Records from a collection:
—————
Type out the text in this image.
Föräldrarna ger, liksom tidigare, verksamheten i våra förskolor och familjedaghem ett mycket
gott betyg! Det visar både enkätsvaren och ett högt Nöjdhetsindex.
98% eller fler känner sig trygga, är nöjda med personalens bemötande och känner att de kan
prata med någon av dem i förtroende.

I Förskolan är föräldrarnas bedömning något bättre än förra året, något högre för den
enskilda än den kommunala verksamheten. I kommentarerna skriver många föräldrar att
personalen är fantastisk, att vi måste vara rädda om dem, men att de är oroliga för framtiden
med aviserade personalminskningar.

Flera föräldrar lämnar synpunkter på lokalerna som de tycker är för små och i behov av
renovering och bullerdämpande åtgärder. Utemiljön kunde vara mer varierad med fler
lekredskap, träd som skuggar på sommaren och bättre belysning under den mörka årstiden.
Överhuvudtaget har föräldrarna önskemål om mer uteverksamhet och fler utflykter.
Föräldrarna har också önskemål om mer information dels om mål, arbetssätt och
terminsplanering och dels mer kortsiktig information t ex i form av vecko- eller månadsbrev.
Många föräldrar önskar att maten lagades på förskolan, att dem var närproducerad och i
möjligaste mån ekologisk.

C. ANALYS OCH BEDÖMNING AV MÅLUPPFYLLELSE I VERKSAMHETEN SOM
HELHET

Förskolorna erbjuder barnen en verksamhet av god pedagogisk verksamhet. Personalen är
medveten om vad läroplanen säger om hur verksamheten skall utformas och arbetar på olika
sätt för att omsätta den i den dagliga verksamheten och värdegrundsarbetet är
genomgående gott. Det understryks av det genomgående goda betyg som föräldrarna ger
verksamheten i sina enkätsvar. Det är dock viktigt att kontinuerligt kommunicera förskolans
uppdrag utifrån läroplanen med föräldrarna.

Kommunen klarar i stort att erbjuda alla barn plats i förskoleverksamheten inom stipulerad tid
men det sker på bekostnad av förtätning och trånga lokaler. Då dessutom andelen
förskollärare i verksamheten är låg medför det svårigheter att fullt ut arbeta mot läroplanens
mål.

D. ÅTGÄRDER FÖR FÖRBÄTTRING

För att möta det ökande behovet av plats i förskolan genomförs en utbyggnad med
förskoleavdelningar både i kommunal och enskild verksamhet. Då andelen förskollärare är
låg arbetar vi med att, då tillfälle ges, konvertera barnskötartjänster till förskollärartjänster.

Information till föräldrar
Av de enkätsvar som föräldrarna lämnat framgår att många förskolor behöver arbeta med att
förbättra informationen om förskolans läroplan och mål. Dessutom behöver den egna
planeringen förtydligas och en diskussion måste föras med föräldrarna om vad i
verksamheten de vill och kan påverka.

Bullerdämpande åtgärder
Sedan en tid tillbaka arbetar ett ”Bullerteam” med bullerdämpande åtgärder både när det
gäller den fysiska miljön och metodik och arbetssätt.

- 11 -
—————
_YOUR INSTRUCTIONS_: Once more, write out all the data above exactly as given.

_SOLUTION_:
Type out the text in this image.
Föräldrarna ger, liksom tidigare, verksamheten i våra förskolor och familjedaghem ett mycket
gott betyg! Det visar både enkätsvaren och ett högt Nöjdhetsindex.
98% eller fler känner sig trygga, är nöjda med personalens bemötande och känner att de kan
prata med någon av dem i förtroende.

I Förskolan är föräldrarnas bedömning något bättre än förra året, något högre för den
enskilda än den kommunala verksamheten. I kommentarerna skriver många föräldrar att
personalen är fantastisk, att vi måste vara rädda om dem, men att de är oroliga för framtiden
med aviserade personalminskningar.

Flera föräldrar lämnar synpunkter på lokalerna som de tycker är för små och i behov av
renovering och bullerdämpande åtgärder. Utemiljön kunde vara mer varierad med fler
lekredskap, träd som skuggar på sommaren och bättre belysning under den mörka årstiden.
Överhuvudtaget har föräldrarna önskemål om mer uteverksamhet och fler utflykter.
Föräldrarna har också önskemål om mer information dels om mål, arbetssätt och
terminsplanering och dels mer kortsiktig information t ex i form av vecko- eller månadsbrev.
Många föräldrar önskar att maten lagades på förskolan, att dem var närproducerad och i
möjligaste mån ekologisk.

C. ANALYS OCH BEDÖMNING AV MÅLUPPFYLLELSE I VERKSAMHETEN SOM
HELHET

Förskolorna erbjuder barnen en verksamhet av god pedagogisk verksamhet. Personalen är
medveten om vad läroplanen säger om hur verksamheten skall utformas och arbetar på olika
sätt för att omsätta den i den dagliga verksamheten och värdegrundsarbetet är
genomgående gott. Det understryks av det genomgående goda betyg som föräldrarna ger
verksamheten i sina enkätsvar. Det är dock viktigt att kontinuerligt kommunicera förskolans
uppdrag utifrån läroplanen med föräldrarna.

Kommunen klarar i stort att erbjuda alla barn plats i förskoleverksamheten inom stipulerad tid
men det sker på bekostnad av förtätning och trånga lokaler. Då dessutom andelen
förskollärare i verksamheten är låg medför det svårigheter att fullt ut arbeta mot läroplanens
mål.

D. ÅTGÄRDER FÖR FÖRBÄTTRING

För att möta det ökande behovet av plats i förskolan genomförs en utbyggnad med
förskoleavdelningar både i kommunal och enskild verksamhet. Då andelen förskollärare är
låg arbetar vi med att, då tillfälle ges, konvertera barnskötartjänster till förskollärartjänster.

Information till föräldrar
Av de enkätsvar som föräldrarna lämnat framgår att många förskolor behöver arbeta med att
förbättra informationen om förskolans läroplan och mål. Dessutom behöver den egna
planeringen förtydligas och en diskussion måste föras med föräldrarna om vad i
verksamheten de vill och kan påverka.

Bullerdämpande åtgärder
Sedan en tid tillbaka arbetar ett ”Bullerteam” med bullerdämpande åtgärder både när det
gäller den fysiska miljön och metodik och arbetssätt.

- 11 -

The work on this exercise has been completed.